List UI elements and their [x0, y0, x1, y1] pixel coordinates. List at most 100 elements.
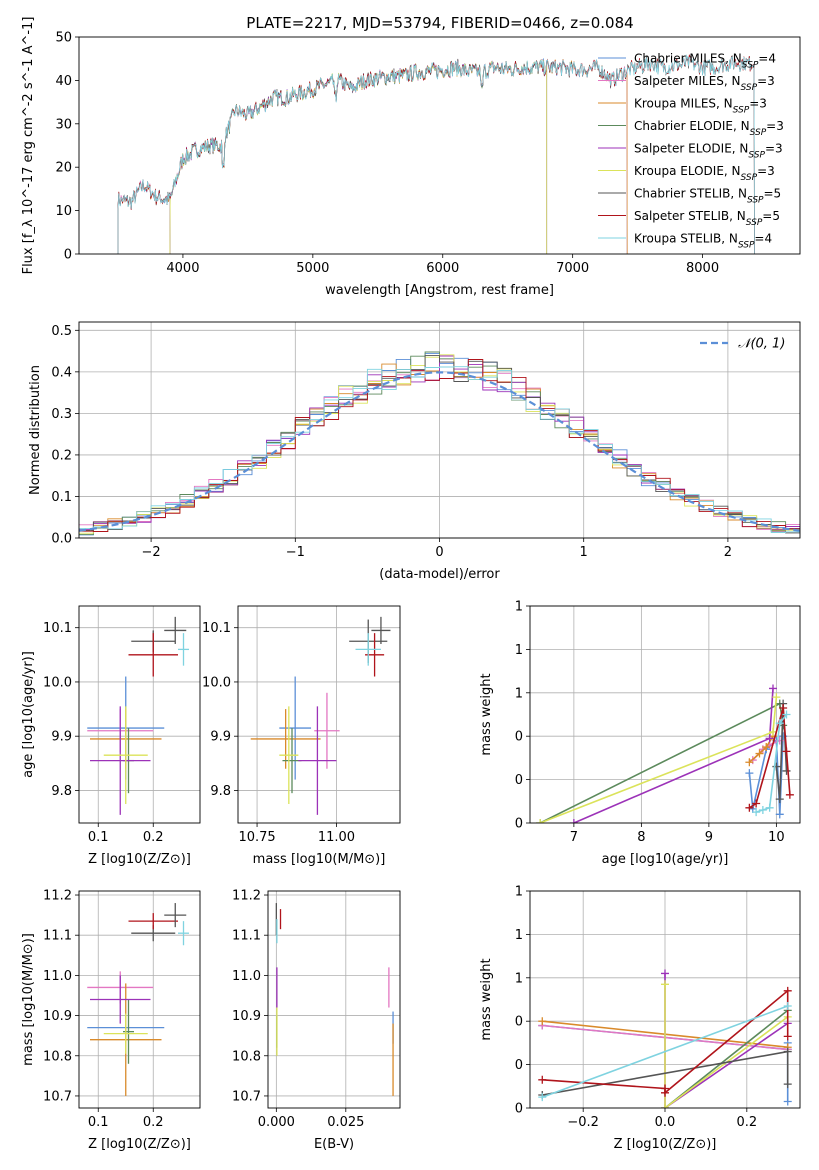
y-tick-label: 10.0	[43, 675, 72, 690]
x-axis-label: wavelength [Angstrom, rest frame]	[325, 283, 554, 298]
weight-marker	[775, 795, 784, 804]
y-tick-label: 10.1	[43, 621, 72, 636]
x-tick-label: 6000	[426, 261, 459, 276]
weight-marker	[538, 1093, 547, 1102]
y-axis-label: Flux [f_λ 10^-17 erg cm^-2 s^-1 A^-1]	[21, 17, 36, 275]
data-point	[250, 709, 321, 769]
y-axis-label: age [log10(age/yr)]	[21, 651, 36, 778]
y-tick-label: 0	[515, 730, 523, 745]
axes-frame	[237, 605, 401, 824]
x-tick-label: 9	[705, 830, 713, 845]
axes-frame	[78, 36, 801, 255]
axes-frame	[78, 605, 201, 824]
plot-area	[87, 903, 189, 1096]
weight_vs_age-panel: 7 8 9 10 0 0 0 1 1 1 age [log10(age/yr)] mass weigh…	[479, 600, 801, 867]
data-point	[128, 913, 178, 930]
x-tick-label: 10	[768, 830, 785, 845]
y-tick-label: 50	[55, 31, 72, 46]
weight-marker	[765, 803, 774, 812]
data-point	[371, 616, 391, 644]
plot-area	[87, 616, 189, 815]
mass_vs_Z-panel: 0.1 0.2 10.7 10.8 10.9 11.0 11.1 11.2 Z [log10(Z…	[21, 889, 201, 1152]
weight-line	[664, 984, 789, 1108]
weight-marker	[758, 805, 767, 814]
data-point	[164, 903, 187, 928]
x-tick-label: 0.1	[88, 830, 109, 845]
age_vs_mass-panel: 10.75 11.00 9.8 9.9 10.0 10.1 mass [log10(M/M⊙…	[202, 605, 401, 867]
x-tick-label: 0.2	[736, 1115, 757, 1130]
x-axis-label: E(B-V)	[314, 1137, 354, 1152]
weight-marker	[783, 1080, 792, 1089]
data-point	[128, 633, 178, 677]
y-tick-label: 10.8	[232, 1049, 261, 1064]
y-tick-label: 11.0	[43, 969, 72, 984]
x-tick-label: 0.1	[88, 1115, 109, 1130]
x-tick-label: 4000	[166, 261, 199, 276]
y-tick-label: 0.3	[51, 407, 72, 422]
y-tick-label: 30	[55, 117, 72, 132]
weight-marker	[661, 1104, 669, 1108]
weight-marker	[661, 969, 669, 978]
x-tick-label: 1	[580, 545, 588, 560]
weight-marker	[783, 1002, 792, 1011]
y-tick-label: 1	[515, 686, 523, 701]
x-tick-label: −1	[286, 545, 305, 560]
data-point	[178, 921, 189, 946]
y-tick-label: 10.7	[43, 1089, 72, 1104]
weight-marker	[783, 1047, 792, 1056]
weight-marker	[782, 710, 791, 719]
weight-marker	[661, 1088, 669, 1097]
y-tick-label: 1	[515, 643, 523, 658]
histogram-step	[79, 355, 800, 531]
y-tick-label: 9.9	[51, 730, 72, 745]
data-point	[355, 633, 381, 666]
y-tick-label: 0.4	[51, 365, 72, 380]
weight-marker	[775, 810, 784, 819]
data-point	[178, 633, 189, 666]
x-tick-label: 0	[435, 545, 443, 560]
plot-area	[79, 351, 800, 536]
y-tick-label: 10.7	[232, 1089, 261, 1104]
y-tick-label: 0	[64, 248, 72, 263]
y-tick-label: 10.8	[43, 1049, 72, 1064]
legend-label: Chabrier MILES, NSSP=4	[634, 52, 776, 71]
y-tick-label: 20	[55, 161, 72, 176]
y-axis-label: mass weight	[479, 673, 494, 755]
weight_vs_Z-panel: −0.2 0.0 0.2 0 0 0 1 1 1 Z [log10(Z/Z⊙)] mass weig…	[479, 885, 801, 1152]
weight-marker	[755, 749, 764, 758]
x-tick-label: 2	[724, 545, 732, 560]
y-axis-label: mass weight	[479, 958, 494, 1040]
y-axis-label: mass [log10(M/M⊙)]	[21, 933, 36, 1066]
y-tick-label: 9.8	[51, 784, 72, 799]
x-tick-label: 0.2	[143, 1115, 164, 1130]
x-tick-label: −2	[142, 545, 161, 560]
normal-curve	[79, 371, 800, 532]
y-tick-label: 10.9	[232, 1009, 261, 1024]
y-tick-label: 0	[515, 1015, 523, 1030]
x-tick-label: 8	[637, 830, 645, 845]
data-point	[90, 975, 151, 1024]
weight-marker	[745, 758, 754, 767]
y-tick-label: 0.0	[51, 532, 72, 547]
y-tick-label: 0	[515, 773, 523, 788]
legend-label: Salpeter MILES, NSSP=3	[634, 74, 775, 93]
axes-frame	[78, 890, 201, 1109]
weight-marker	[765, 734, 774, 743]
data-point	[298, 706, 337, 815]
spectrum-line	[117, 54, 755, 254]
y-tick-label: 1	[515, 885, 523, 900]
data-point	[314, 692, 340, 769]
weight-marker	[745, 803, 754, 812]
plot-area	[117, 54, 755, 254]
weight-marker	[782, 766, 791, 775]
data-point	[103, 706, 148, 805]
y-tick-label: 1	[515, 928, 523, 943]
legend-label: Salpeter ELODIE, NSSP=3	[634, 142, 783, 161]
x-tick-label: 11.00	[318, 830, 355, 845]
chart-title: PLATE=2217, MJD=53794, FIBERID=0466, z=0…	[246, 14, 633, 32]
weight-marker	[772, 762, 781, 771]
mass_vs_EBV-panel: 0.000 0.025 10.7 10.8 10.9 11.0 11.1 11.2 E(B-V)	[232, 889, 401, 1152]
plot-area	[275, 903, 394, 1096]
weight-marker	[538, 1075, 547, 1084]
...
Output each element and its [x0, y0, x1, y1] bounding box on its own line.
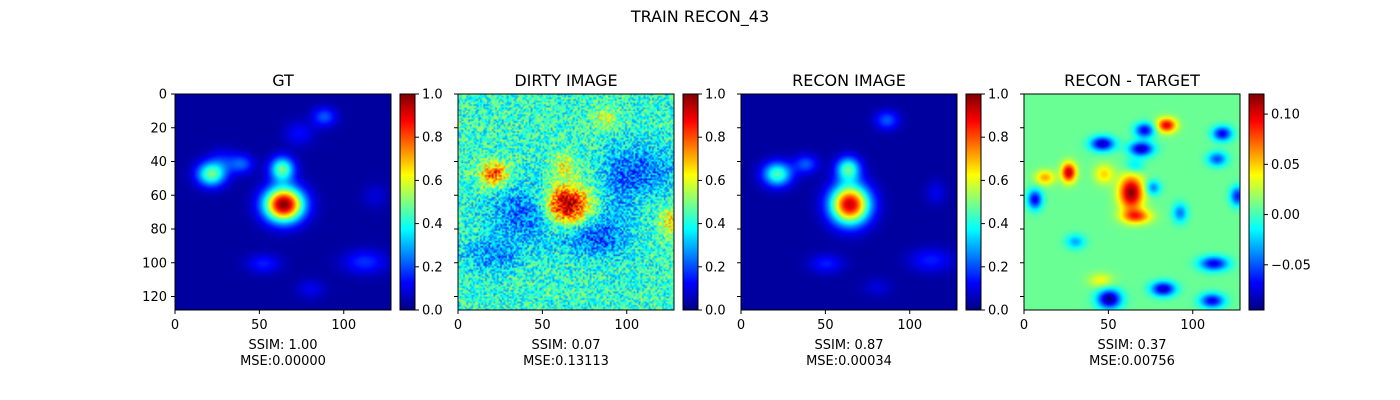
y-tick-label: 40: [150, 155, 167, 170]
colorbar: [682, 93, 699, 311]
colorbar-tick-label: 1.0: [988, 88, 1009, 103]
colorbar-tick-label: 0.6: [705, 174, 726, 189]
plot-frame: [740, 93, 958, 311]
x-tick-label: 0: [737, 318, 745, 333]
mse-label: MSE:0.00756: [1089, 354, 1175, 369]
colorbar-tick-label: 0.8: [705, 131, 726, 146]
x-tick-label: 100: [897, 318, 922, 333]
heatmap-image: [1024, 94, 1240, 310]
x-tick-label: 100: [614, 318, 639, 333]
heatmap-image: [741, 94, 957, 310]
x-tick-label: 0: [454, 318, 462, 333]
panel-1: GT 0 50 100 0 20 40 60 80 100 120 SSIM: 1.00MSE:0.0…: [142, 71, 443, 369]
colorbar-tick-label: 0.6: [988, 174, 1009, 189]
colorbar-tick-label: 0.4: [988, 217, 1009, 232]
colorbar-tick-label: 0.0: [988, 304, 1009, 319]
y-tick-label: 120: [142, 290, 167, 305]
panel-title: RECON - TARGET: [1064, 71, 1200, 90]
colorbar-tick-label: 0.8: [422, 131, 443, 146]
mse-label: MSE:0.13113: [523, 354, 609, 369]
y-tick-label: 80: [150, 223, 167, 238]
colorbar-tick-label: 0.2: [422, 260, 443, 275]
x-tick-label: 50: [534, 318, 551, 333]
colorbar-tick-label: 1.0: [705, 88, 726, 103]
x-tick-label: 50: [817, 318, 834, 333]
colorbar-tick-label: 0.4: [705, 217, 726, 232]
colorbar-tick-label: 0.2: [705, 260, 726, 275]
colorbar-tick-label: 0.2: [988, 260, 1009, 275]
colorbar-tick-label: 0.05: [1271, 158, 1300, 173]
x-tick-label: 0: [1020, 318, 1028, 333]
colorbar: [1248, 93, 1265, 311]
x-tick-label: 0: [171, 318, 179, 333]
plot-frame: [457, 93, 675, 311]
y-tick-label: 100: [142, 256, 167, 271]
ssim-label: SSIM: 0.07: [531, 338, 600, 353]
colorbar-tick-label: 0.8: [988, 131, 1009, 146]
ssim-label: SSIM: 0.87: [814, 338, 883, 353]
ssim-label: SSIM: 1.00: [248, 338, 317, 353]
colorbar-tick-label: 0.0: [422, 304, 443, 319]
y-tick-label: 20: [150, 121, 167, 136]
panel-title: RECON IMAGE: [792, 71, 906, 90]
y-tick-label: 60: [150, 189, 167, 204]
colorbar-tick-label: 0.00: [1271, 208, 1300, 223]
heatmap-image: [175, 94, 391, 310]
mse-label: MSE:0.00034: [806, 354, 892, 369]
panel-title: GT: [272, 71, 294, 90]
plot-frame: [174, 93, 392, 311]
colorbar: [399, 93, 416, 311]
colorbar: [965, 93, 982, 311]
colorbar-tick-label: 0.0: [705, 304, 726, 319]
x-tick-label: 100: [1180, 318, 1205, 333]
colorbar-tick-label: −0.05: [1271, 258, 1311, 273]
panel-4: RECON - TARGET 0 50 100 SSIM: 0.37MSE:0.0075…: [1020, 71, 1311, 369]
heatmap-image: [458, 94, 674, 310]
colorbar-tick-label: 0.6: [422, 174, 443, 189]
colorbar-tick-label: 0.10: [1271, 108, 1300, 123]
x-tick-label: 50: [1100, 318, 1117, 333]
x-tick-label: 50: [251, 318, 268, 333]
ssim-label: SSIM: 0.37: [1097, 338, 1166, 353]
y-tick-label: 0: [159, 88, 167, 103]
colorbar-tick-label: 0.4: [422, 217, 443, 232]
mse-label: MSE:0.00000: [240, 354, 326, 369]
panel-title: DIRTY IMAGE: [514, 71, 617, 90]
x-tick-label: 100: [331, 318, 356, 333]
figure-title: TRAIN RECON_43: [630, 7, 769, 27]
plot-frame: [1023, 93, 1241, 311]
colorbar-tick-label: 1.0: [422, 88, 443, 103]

WHAT YOU NEED TO DO: In the material, from the line with "675, 72, 690]" to the line with "605, 401, 824]", replace "weight-marker" with "weight-dot" and give those lines again with nothing else changed.

PROBLEM SOLUTION:
y-tick-label: 10.0	[43, 675, 72, 690]
x-axis-label: wavelength [Angstrom, rest frame]	[325, 283, 554, 298]
weight-dot	[775, 795, 784, 804]
y-tick-label: 10.1	[43, 621, 72, 636]
x-tick-label: 6000	[426, 261, 459, 276]
weight-dot	[538, 1093, 547, 1102]
y-axis-label: Flux [f_λ 10^-17 erg cm^-2 s^-1 A^-1]	[21, 17, 36, 275]
data-point	[250, 709, 321, 769]
y-axis-label: age [log10(age/yr)]	[21, 651, 36, 778]
y-tick-label: 0	[515, 730, 523, 745]
axes-frame	[237, 605, 401, 824]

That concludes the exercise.